• Exercise requirements:
An exact copy of every entry is needed, without any of the pictures.

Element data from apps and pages
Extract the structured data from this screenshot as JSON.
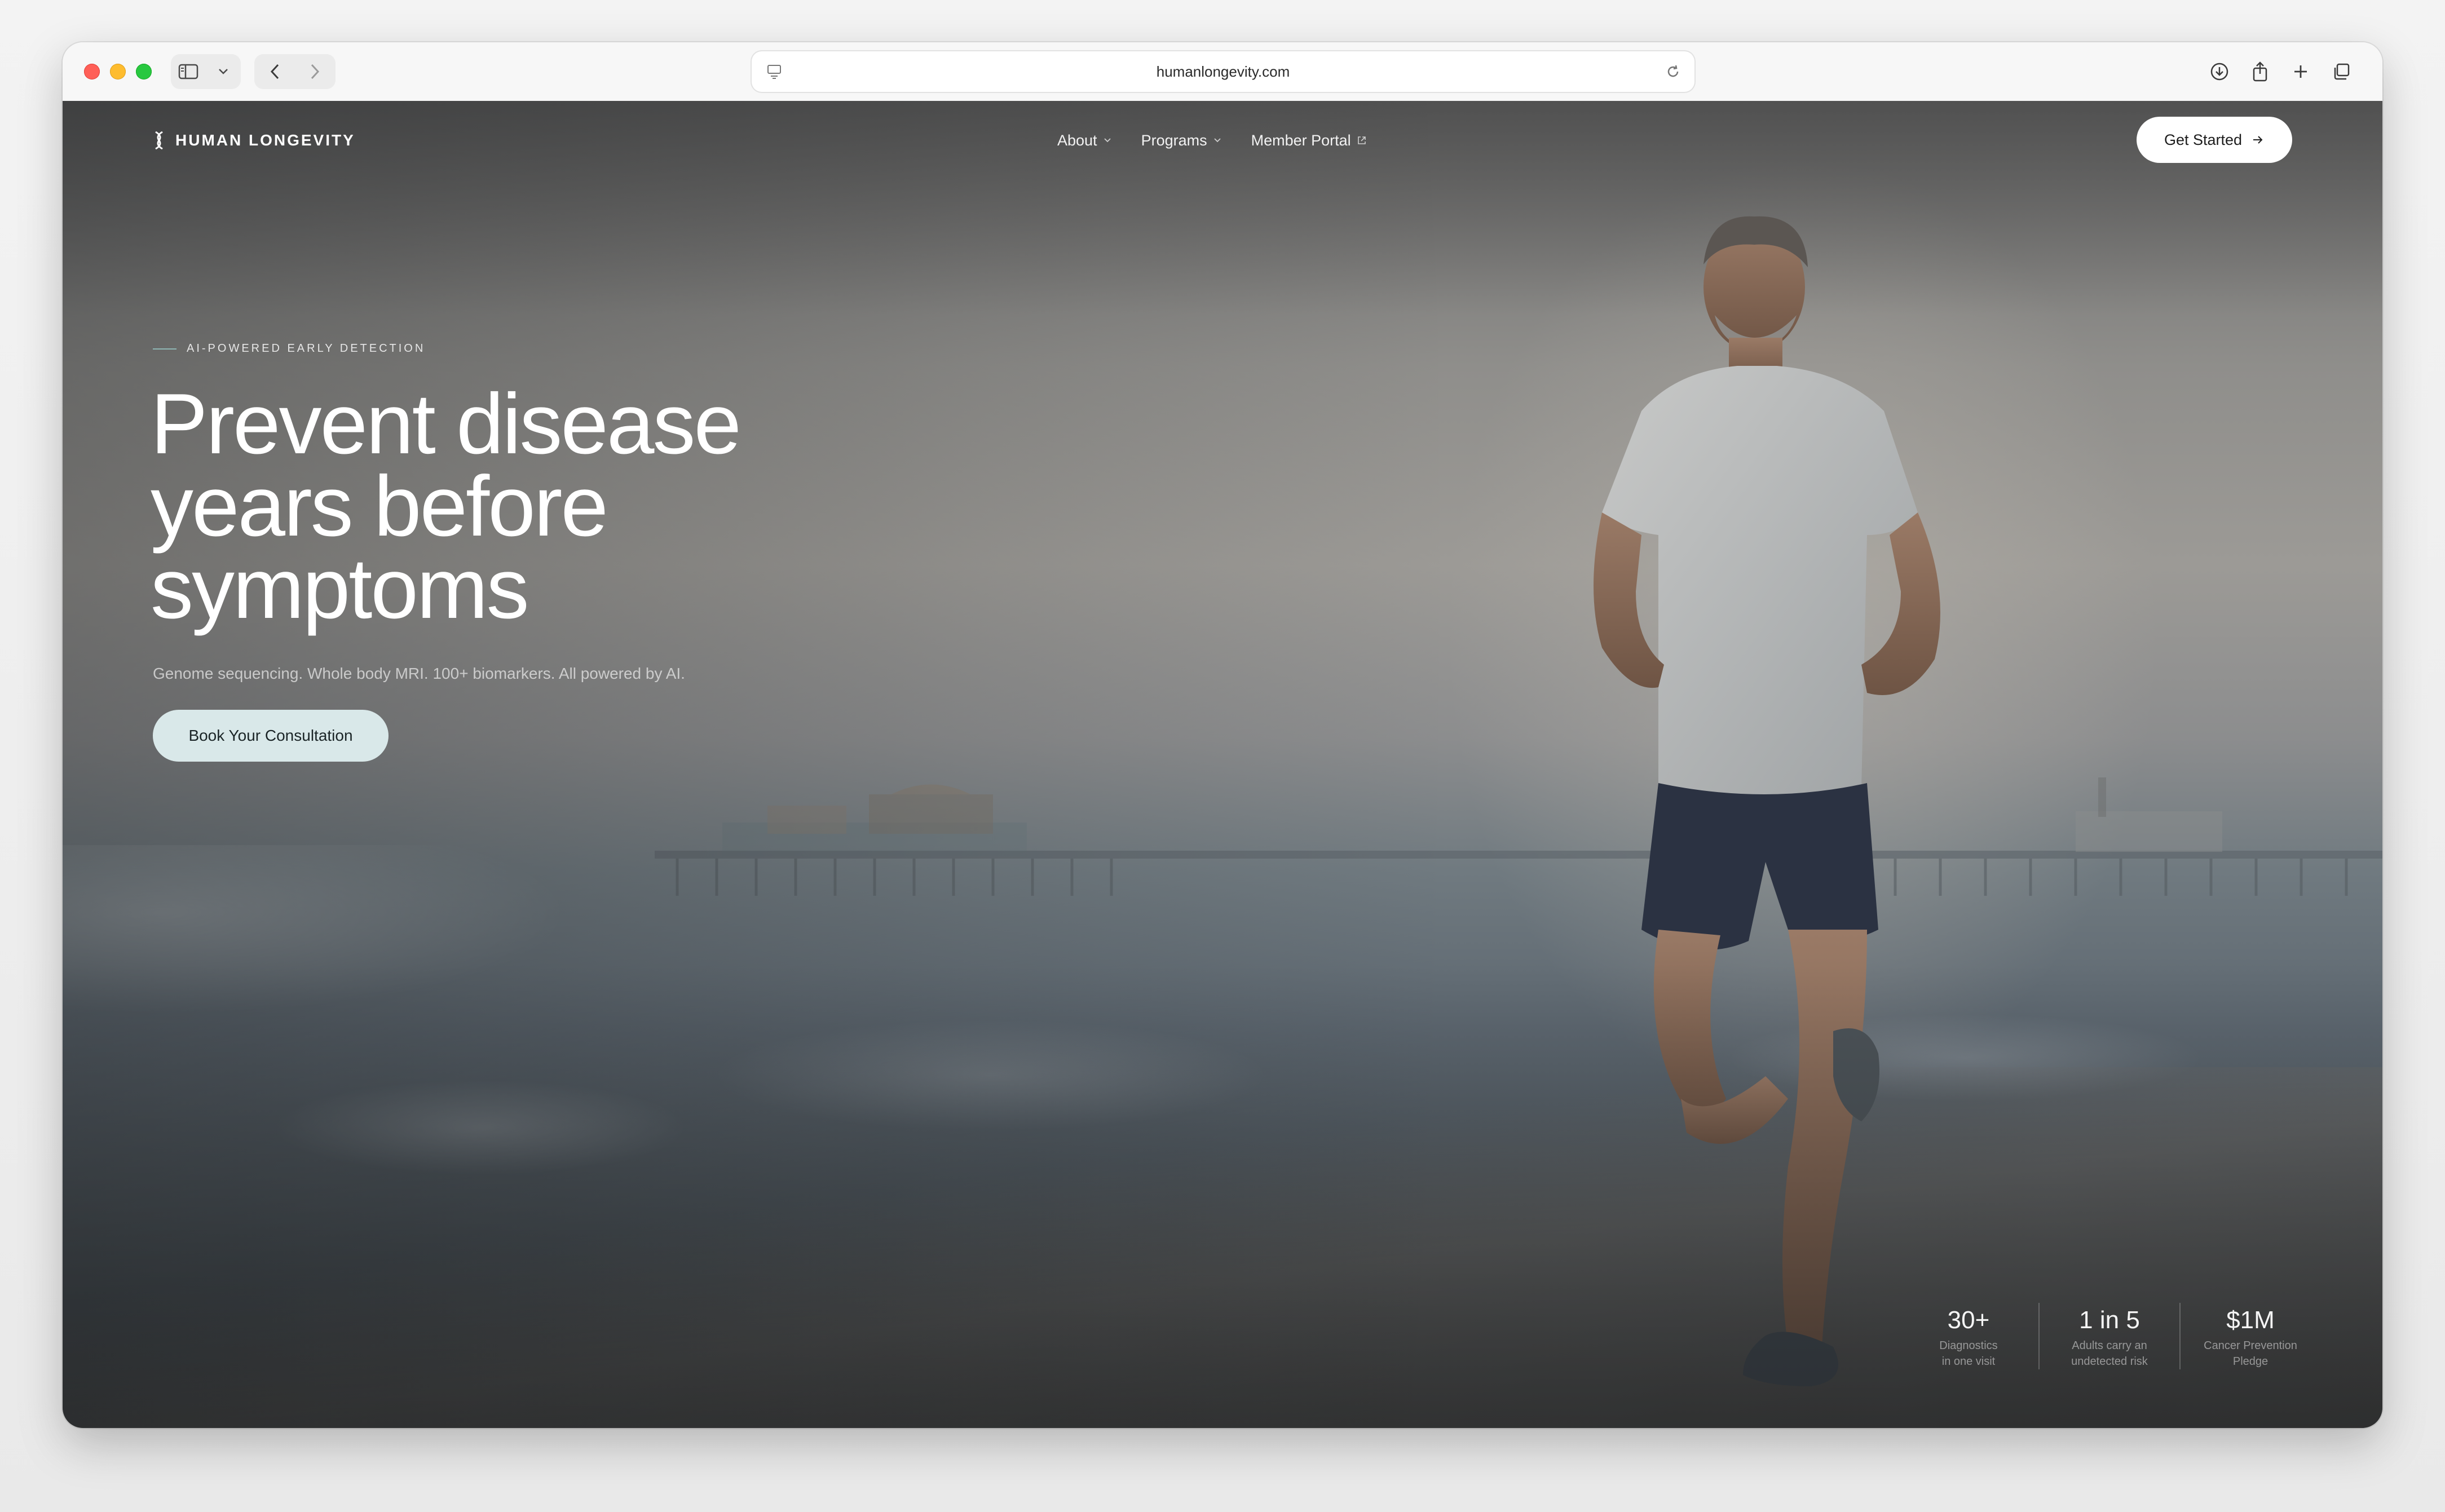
{
  "browser": {
    "url": "humanlongevity.com"
  },
  "nav": {
    "brand": "HUMAN LONGEVITY",
    "links": [
      {
        "label": "About",
        "has_dropdown": true
      },
      {
        "label": "Programs",
        "has_dropdown": true
      },
      {
        "label": "Member Portal",
        "external": true
      }
    ],
    "cta_label": "Get Started"
  },
  "hero": {
    "eyebrow": "AI-POWERED EARLY DETECTION",
    "headline_line1": "Prevent disease",
    "headline_line2": "years before",
    "headline_line3": "symptoms",
    "subhead": "Genome sequencing. Whole body MRI. 100+ biomarkers. All powered by AI.",
    "cta_label": "Book Your Consultation"
  },
  "stats": [
    {
      "value": "30+",
      "label_line1": "Diagnostics",
      "label_line2": "in one visit"
    },
    {
      "value": "1 in 5",
      "label_line1": "Adults carry an",
      "label_line2": "undetected risk"
    },
    {
      "value": "$1M",
      "label_line1": "Cancer Prevention",
      "label_line2": "Pledge"
    }
  ],
  "colors": {
    "accent": "#d9e8e9",
    "eyebrow_line": "#8fb7b4"
  }
}
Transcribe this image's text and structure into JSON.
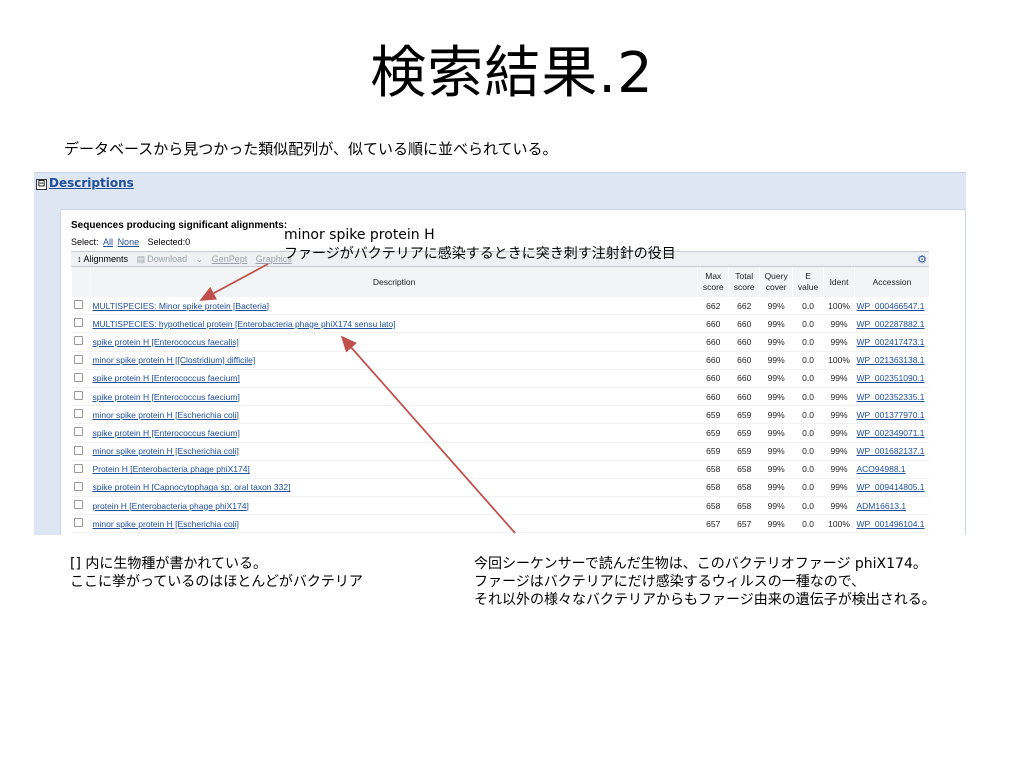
{
  "slide": {
    "title": "検索結果.2",
    "subtitle": "データベースから見つかった類似配列が、似ている順に並べられている。"
  },
  "panel": {
    "header_toggle": "⊟",
    "header_link": "Descriptions",
    "heading": "Sequences producing significant alignments:",
    "select_label": "Select:",
    "select_all": "All",
    "select_none": "None",
    "selected": "Selected:0",
    "toolbar": {
      "alignments": "Alignments",
      "download": "Download",
      "separator": "⌄",
      "genpept": "GenPept",
      "graphics": "Graphics"
    },
    "columns": {
      "description": "Description",
      "max_score_1": "Max",
      "max_score_2": "score",
      "total_score_1": "Total",
      "total_score_2": "score",
      "query_cover_1": "Query",
      "query_cover_2": "cover",
      "e_value_1": "E",
      "e_value_2": "value",
      "ident": "Ident",
      "accession": "Accession"
    },
    "rows": [
      {
        "desc": "MULTISPECIES: Minor spike protein [Bacteria]",
        "max": "662",
        "total": "662",
        "cover": "99%",
        "e": "0.0",
        "ident": "100%",
        "acc": "WP_000466547.1"
      },
      {
        "desc": "MULTISPECIES: hypothetical protein [Enterobacteria phage phiX174 sensu lato]",
        "max": "660",
        "total": "660",
        "cover": "99%",
        "e": "0.0",
        "ident": "99%",
        "acc": "WP_002287882.1"
      },
      {
        "desc": "spike protein H [Enterococcus faecalis]",
        "max": "660",
        "total": "660",
        "cover": "99%",
        "e": "0.0",
        "ident": "99%",
        "acc": "WP_002417473.1"
      },
      {
        "desc": "minor spike protein H [[Clostridium] difficile]",
        "max": "660",
        "total": "660",
        "cover": "99%",
        "e": "0.0",
        "ident": "100%",
        "acc": "WP_021363138.1"
      },
      {
        "desc": "spike protein H [Enterococcus faecium]",
        "max": "660",
        "total": "660",
        "cover": "99%",
        "e": "0.0",
        "ident": "99%",
        "acc": "WP_002351090.1"
      },
      {
        "desc": "spike protein H [Enterococcus faecium]",
        "max": "660",
        "total": "660",
        "cover": "99%",
        "e": "0.0",
        "ident": "99%",
        "acc": "WP_002352335.1"
      },
      {
        "desc": "minor spike protein H [Escherichia coli]",
        "max": "659",
        "total": "659",
        "cover": "99%",
        "e": "0.0",
        "ident": "99%",
        "acc": "WP_001377970.1"
      },
      {
        "desc": "spike protein H [Enterococcus faecium]",
        "max": "659",
        "total": "659",
        "cover": "99%",
        "e": "0.0",
        "ident": "99%",
        "acc": "WP_002349071.1"
      },
      {
        "desc": "minor spike protein H [Escherichia coli]",
        "max": "659",
        "total": "659",
        "cover": "99%",
        "e": "0.0",
        "ident": "99%",
        "acc": "WP_001682137.1"
      },
      {
        "desc": "Protein H [Enterobacteria phage phiX174]",
        "max": "658",
        "total": "658",
        "cover": "99%",
        "e": "0.0",
        "ident": "99%",
        "acc": "ACO94988.1"
      },
      {
        "desc": "spike protein H [Capnocytophaga sp. oral taxon 332]",
        "max": "658",
        "total": "658",
        "cover": "99%",
        "e": "0.0",
        "ident": "99%",
        "acc": "WP_009414805.1"
      },
      {
        "desc": "protein H [Enterobacteria phage phiX174]",
        "max": "658",
        "total": "658",
        "cover": "99%",
        "e": "0.0",
        "ident": "99%",
        "acc": "ADM16613.1"
      },
      {
        "desc": "minor spike protein H [Escherichia coli]",
        "max": "657",
        "total": "657",
        "cover": "99%",
        "e": "0.0",
        "ident": "100%",
        "acc": "WP_001496104.1"
      }
    ]
  },
  "callout": {
    "line1": "minor spike protein H",
    "line2": "ファージがバクテリアに感染するときに突き刺す注射針の役目"
  },
  "note_left": {
    "line1": "[] 内に生物種が書かれている。",
    "line2": "ここに挙がっているのはほとんどがバクテリア"
  },
  "note_right": {
    "line1": "今回シーケンサーで読んだ生物は、このバクテリオファージ phiX174。",
    "line2": "ファージはバクテリアにだけ感染するウィルスの一種なので、",
    "line3": "それ以外の様々なバクテリアからもファージ由来の遺伝子が検出される。"
  },
  "colors": {
    "arrow": "#c0504d",
    "link": "#1f4e9a",
    "panel_bg": "#dde6f2"
  },
  "icons": {
    "toolbar_gear": "gear-icon",
    "header_toggle": "collapse-icon"
  }
}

• Solved problem:
Extract the structured data from this screenshot as JSON.
{
  "browser": {
    "url": "humanlongevity.com"
  },
  "nav": {
    "brand": "HUMAN LONGEVITY",
    "links": [
      {
        "label": "About",
        "has_dropdown": true
      },
      {
        "label": "Programs",
        "has_dropdown": true
      },
      {
        "label": "Member Portal",
        "external": true
      }
    ],
    "cta_label": "Get Started"
  },
  "hero": {
    "eyebrow": "AI-POWERED EARLY DETECTION",
    "headline_line1": "Prevent disease",
    "headline_line2": "years before",
    "headline_line3": "symptoms",
    "subhead": "Genome sequencing. Whole body MRI. 100+ biomarkers. All powered by AI.",
    "cta_label": "Book Your Consultation"
  },
  "stats": [
    {
      "value": "30+",
      "label_line1": "Diagnostics",
      "label_line2": "in one visit"
    },
    {
      "value": "1 in 5",
      "label_line1": "Adults carry an",
      "label_line2": "undetected risk"
    },
    {
      "value": "$1M",
      "label_line1": "Cancer Prevention",
      "label_line2": "Pledge"
    }
  ],
  "colors": {
    "accent": "#d9e8e9",
    "eyebrow_line": "#8fb7b4"
  }
}
Transcribe this image's text and structure into JSON.
{
  "slide": {
    "title": "検索結果.2",
    "subtitle": "データベースから見つかった類似配列が、似ている順に並べられている。"
  },
  "panel": {
    "header_toggle": "⊟",
    "header_link": "Descriptions",
    "heading": "Sequences producing significant alignments:",
    "select_label": "Select:",
    "select_all": "All",
    "select_none": "None",
    "selected": "Selected:0",
    "toolbar": {
      "alignments": "Alignments",
      "download": "Download",
      "separator": "⌄",
      "genpept": "GenPept",
      "graphics": "Graphics"
    },
    "columns": {
      "description": "Description",
      "max_score_1": "Max",
      "max_score_2": "score",
      "total_score_1": "Total",
      "total_score_2": "score",
      "query_cover_1": "Query",
      "query_cover_2": "cover",
      "e_value_1": "E",
      "e_value_2": "value",
      "ident": "Ident",
      "accession": "Accession"
    },
    "rows": [
      {
        "desc": "MULTISPECIES: Minor spike protein [Bacteria]",
        "max": "662",
        "total": "662",
        "cover": "99%",
        "e": "0.0",
        "ident": "100%",
        "acc": "WP_000466547.1"
      },
      {
        "desc": "MULTISPECIES: hypothetical protein [Enterobacteria phage phiX174 sensu lato]",
        "max": "660",
        "total": "660",
        "cover": "99%",
        "e": "0.0",
        "ident": "99%",
        "acc": "WP_002287882.1"
      },
      {
        "desc": "spike protein H [Enterococcus faecalis]",
        "max": "660",
        "total": "660",
        "cover": "99%",
        "e": "0.0",
        "ident": "99%",
        "acc": "WP_002417473.1"
      },
      {
        "desc": "minor spike protein H [[Clostridium] difficile]",
        "max": "660",
        "total": "660",
        "cover": "99%",
        "e": "0.0",
        "ident": "100%",
        "acc": "WP_021363138.1"
      },
      {
        "desc": "spike protein H [Enterococcus faecium]",
        "max": "660",
        "total": "660",
        "cover": "99%",
        "e": "0.0",
        "ident": "99%",
        "acc": "WP_002351090.1"
      },
      {
        "desc": "spike protein H [Enterococcus faecium]",
        "max": "660",
        "total": "660",
        "cover": "99%",
        "e": "0.0",
        "ident": "99%",
        "acc": "WP_002352335.1"
      },
      {
        "desc": "minor spike protein H [Escherichia coli]",
        "max": "659",
        "total": "659",
        "cover": "99%",
        "e": "0.0",
        "ident": "99%",
        "acc": "WP_001377970.1"
      },
      {
        "desc": "spike protein H [Enterococcus faecium]",
        "max": "659",
        "total": "659",
        "cover": "99%",
        "e": "0.0",
        "ident": "99%",
        "acc": "WP_002349071.1"
      },
      {
        "desc": "minor spike protein H [Escherichia coli]",
        "max": "659",
        "total": "659",
        "cover": "99%",
        "e": "0.0",
        "ident": "99%",
        "acc": "WP_001682137.1"
      },
      {
        "desc": "Protein H [Enterobacteria phage phiX174]",
        "max": "658",
        "total": "658",
        "cover": "99%",
        "e": "0.0",
        "ident": "99%",
        "acc": "ACO94988.1"
      },
      {
        "desc": "spike protein H [Capnocytophaga sp. oral taxon 332]",
        "max": "658",
        "total": "658",
        "cover": "99%",
        "e": "0.0",
        "ident": "99%",
        "acc": "WP_009414805.1"
      },
      {
        "desc": "protein H [Enterobacteria phage phiX174]",
        "max": "658",
        "total": "658",
        "cover": "99%",
        "e": "0.0",
        "ident": "99%",
        "acc": "ADM16613.1"
      },
      {
        "desc": "minor spike protein H [Escherichia coli]",
        "max": "657",
        "total": "657",
        "cover": "99%",
        "e": "0.0",
        "ident": "100%",
        "acc": "WP_001496104.1"
      }
    ]
  },
  "callout": {
    "line1": "minor spike protein H",
    "line2": "ファージがバクテリアに感染するときに突き刺す注射針の役目"
  },
  "note_left": {
    "line1": "[] 内に生物種が書かれている。",
    "line2": "ここに挙がっているのはほとんどがバクテリア"
  },
  "note_right": {
    "line1": "今回シーケンサーで読んだ生物は、このバクテリオファージ phiX174。",
    "line2": "ファージはバクテリアにだけ感染するウィルスの一種なので、",
    "line3": "それ以外の様々なバクテリアからもファージ由来の遺伝子が検出される。"
  },
  "colors": {
    "arrow": "#c0504d",
    "link": "#1f4e9a",
    "panel_bg": "#dde6f2"
  },
  "icons": {
    "toolbar_gear": "gear-icon",
    "header_toggle": "collapse-icon"
  }
}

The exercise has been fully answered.